▶ [EXERCISE DETAILS]
Search the listing below for the word "Question" and copy each line that holds it.

▶ [DATA FOR THIS EXERCISE]

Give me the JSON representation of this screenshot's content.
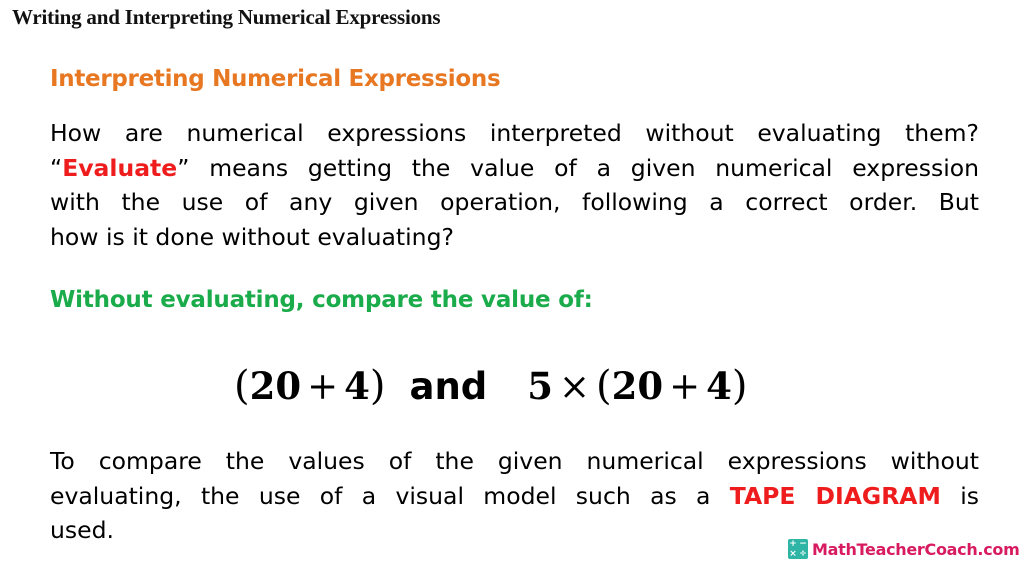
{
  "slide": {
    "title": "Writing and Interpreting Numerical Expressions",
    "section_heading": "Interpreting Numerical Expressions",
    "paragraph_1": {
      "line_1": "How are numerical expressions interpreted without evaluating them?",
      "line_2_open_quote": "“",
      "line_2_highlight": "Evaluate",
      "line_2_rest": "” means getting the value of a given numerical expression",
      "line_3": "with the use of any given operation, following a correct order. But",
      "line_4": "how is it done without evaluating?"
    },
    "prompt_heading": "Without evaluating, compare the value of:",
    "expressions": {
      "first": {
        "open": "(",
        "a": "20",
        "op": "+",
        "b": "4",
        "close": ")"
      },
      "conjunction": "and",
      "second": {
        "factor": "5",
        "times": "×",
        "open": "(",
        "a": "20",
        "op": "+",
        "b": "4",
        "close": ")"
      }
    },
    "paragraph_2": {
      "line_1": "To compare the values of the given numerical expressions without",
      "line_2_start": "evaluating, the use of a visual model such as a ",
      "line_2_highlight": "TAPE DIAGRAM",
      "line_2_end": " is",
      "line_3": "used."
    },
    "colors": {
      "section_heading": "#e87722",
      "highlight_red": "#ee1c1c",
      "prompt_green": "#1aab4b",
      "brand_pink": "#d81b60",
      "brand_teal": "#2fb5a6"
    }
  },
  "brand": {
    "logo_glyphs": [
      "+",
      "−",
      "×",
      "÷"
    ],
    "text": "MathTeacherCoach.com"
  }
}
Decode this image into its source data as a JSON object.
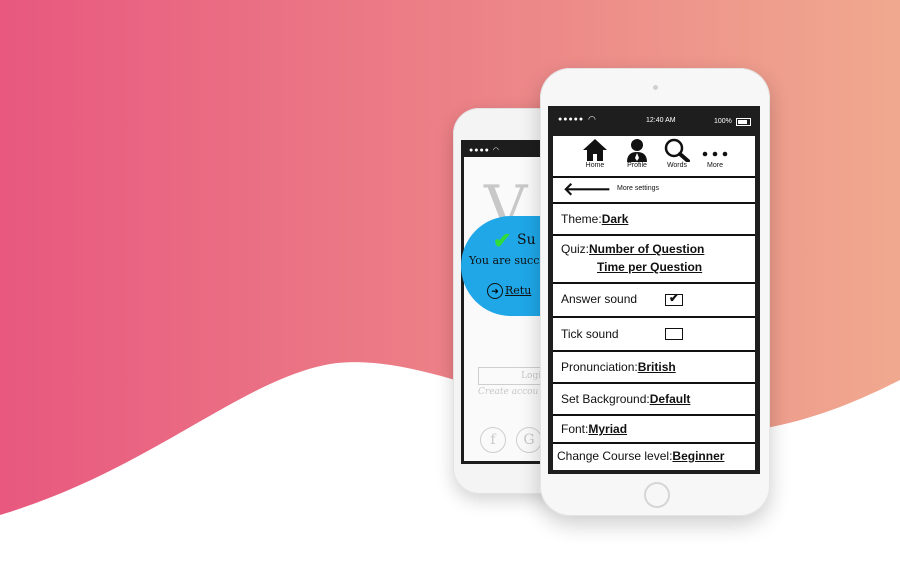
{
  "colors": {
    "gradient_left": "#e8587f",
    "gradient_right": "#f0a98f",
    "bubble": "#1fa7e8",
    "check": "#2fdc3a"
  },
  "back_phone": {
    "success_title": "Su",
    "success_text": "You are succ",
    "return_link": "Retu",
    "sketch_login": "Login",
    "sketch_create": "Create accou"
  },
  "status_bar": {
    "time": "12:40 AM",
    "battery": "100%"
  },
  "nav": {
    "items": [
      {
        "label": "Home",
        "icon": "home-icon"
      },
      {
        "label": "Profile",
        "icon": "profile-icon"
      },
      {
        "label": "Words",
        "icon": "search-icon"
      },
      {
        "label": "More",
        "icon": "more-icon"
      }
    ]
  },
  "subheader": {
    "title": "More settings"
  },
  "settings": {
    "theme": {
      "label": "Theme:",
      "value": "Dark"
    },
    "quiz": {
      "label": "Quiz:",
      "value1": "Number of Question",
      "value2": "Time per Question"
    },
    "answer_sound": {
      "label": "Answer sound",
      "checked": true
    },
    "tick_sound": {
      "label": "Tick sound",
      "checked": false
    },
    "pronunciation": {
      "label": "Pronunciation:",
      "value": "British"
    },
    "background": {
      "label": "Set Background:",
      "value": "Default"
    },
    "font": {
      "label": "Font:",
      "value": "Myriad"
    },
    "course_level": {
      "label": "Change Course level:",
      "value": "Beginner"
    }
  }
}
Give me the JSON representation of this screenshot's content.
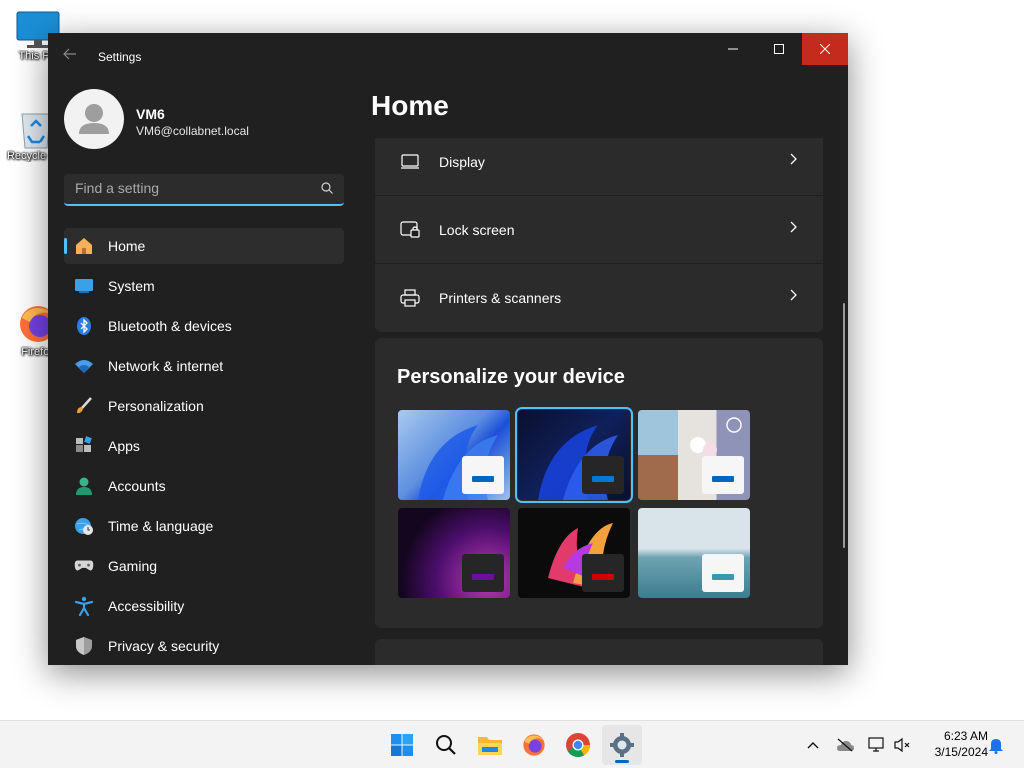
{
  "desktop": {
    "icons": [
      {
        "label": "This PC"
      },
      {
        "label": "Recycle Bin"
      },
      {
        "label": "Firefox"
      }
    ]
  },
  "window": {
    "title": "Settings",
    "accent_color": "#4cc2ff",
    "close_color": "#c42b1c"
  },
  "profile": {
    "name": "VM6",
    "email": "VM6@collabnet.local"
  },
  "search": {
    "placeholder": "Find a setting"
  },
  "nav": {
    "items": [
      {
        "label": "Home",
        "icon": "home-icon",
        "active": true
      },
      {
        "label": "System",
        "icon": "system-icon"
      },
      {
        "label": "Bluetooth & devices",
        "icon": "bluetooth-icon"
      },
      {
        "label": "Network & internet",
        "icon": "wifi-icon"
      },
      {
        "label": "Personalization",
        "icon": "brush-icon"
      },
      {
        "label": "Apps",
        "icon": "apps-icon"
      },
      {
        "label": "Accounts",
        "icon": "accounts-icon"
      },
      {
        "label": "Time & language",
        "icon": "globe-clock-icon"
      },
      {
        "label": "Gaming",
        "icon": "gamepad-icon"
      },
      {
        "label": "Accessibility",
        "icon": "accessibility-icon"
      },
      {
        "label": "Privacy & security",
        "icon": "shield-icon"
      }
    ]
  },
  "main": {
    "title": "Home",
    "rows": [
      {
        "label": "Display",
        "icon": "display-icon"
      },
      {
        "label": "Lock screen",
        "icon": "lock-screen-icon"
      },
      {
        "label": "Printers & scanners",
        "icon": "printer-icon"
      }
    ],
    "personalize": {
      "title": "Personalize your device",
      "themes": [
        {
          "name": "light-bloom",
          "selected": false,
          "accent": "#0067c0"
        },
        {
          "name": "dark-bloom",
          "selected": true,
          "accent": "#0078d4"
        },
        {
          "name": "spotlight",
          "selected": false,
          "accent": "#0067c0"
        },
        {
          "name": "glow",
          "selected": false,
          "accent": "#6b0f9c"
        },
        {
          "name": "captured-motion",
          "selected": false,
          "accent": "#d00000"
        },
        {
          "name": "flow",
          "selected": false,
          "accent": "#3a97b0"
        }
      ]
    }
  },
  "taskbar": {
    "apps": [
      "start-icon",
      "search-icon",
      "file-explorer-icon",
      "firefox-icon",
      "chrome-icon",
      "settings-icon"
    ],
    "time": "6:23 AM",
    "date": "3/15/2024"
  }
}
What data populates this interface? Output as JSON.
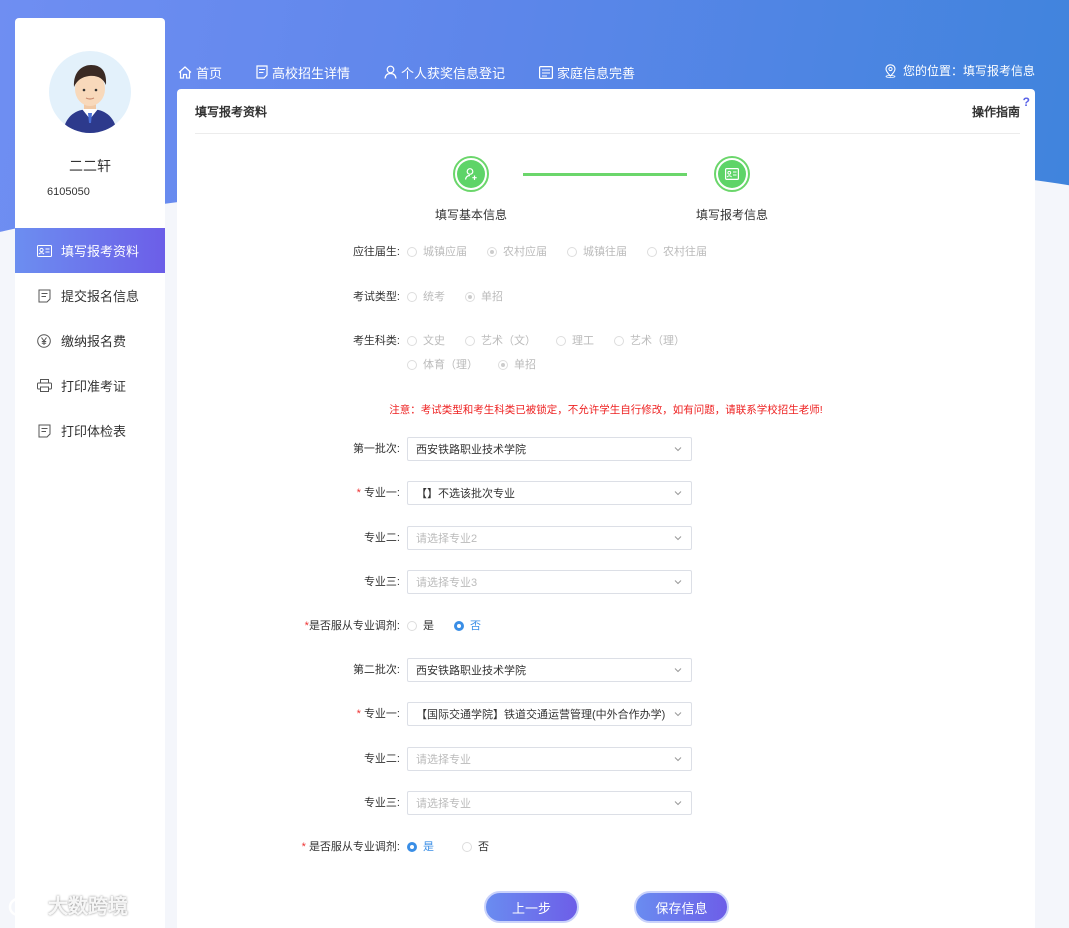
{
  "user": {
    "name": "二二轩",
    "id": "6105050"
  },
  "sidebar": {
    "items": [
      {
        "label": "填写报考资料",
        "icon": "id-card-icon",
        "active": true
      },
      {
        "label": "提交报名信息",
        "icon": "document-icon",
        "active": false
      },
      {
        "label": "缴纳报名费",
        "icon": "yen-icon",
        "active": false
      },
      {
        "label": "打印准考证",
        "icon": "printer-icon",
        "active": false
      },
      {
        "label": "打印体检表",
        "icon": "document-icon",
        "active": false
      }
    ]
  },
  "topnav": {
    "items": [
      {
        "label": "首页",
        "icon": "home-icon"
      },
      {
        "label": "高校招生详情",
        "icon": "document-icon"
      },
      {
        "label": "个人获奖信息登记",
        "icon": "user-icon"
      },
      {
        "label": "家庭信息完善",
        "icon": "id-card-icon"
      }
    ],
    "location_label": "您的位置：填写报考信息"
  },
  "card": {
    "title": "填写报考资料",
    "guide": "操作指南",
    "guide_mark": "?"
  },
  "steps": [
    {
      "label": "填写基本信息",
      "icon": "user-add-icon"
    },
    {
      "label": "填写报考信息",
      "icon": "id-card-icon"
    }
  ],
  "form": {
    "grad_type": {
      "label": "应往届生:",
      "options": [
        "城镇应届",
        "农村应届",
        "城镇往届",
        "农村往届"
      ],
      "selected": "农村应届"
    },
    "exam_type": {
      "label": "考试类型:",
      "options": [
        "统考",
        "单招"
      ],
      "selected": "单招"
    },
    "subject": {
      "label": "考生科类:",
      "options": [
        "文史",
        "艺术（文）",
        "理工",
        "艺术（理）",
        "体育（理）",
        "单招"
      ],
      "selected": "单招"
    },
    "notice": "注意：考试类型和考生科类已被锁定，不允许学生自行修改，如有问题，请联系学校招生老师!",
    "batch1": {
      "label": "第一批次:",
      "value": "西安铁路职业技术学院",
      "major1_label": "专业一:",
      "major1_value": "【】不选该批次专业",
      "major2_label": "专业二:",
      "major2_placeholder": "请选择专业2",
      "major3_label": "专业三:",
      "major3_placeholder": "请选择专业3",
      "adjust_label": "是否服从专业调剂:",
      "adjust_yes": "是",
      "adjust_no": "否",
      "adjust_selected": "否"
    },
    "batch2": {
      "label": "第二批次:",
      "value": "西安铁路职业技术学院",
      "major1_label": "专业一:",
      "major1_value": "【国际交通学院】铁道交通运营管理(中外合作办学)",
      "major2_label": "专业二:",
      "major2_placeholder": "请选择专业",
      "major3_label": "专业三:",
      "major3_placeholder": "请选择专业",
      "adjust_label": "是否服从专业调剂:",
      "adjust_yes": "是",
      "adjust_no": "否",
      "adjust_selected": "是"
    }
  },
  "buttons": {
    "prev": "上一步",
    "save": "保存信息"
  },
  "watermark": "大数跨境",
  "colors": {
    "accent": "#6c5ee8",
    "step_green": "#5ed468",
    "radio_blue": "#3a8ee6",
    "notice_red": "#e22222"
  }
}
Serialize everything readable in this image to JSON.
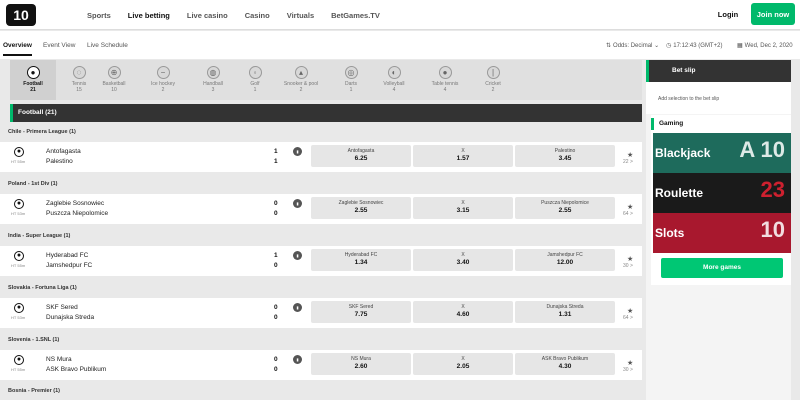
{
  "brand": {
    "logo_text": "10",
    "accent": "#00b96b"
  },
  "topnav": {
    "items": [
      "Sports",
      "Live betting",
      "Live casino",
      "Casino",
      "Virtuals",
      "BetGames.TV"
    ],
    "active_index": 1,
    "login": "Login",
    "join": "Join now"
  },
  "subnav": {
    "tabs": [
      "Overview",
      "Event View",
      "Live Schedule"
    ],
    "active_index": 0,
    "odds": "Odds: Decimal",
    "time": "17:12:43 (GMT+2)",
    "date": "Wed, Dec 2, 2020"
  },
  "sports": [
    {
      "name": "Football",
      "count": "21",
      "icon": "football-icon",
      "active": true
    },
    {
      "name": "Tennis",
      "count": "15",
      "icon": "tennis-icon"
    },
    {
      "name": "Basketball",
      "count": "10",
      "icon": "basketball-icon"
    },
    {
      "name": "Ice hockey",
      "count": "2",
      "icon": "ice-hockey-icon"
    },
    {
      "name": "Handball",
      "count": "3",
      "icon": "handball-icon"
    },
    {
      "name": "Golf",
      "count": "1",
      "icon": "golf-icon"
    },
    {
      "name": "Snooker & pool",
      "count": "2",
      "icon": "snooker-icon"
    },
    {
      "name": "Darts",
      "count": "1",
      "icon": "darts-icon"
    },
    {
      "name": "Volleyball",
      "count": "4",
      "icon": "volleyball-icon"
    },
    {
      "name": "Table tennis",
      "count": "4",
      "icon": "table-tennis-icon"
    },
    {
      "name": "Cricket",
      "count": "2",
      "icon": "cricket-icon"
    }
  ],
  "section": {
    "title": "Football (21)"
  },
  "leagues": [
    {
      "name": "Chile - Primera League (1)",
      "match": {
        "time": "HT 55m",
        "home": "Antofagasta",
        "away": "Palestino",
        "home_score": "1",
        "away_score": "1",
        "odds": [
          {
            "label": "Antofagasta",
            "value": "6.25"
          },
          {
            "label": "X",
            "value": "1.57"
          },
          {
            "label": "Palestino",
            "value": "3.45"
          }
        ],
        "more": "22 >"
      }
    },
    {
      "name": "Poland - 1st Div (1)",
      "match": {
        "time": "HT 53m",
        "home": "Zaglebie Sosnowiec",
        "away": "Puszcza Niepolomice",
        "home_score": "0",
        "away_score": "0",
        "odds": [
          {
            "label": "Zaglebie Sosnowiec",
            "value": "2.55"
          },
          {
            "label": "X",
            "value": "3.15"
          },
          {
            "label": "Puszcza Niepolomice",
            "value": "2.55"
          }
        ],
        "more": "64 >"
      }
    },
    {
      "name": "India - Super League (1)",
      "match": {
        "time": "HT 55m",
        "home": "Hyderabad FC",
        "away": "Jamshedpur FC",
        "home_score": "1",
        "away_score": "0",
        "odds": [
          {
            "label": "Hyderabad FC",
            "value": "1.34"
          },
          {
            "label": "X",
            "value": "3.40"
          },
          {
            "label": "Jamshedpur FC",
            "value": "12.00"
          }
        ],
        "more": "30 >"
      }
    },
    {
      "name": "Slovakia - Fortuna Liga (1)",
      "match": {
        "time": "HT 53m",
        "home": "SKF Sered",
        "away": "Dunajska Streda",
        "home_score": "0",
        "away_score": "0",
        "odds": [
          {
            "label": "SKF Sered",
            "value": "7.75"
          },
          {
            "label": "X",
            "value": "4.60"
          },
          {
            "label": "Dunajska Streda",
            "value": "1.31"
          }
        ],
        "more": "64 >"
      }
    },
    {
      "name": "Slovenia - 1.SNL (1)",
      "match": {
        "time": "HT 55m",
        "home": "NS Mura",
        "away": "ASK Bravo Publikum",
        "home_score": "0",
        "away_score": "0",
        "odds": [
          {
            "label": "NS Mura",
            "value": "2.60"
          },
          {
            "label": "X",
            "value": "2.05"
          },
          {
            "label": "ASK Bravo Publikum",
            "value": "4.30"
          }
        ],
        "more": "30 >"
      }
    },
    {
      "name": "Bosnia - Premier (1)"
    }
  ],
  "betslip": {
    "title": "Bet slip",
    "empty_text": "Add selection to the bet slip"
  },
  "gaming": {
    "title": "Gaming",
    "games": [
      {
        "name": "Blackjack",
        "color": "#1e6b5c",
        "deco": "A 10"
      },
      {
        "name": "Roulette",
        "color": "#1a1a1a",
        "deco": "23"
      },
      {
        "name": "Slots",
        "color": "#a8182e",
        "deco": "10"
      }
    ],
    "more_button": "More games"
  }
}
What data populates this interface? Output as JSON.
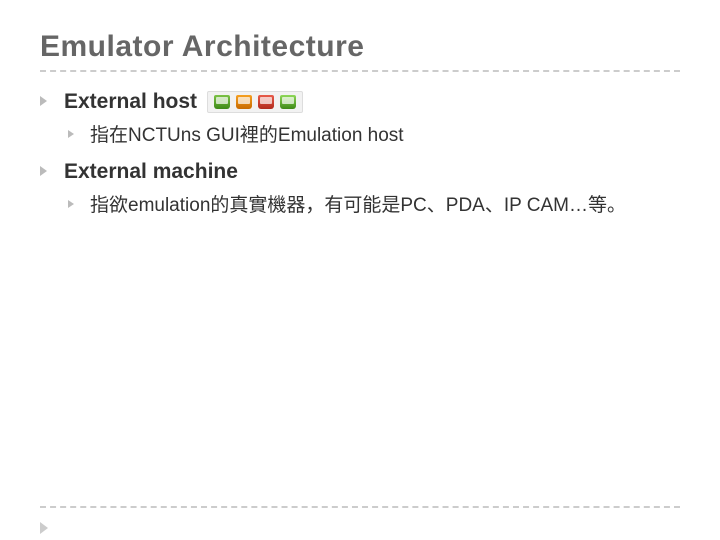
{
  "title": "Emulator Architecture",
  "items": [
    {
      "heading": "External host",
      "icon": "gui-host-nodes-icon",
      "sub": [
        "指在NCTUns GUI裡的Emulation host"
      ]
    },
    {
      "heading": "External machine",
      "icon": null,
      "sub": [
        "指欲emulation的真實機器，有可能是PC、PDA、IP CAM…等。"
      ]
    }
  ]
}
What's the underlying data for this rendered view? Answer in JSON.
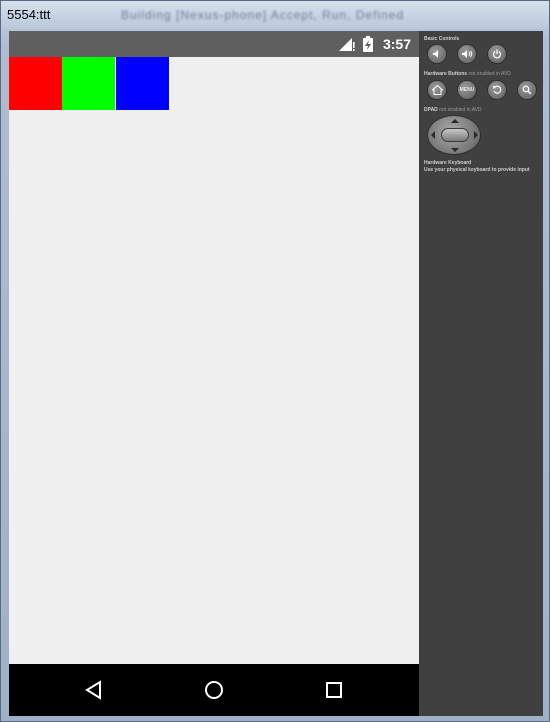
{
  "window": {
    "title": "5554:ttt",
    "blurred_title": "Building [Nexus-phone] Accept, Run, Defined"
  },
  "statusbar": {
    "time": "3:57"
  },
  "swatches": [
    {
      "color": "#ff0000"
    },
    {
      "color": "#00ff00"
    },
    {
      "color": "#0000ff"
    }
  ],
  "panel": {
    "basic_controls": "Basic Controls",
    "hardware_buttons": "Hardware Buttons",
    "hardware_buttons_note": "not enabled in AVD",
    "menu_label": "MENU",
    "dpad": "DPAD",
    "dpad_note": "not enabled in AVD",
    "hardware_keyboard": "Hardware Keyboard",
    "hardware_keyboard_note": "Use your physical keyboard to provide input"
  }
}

▶ [RESULT]
      "value1": "Number of Question",
      "value2": "Time per Question"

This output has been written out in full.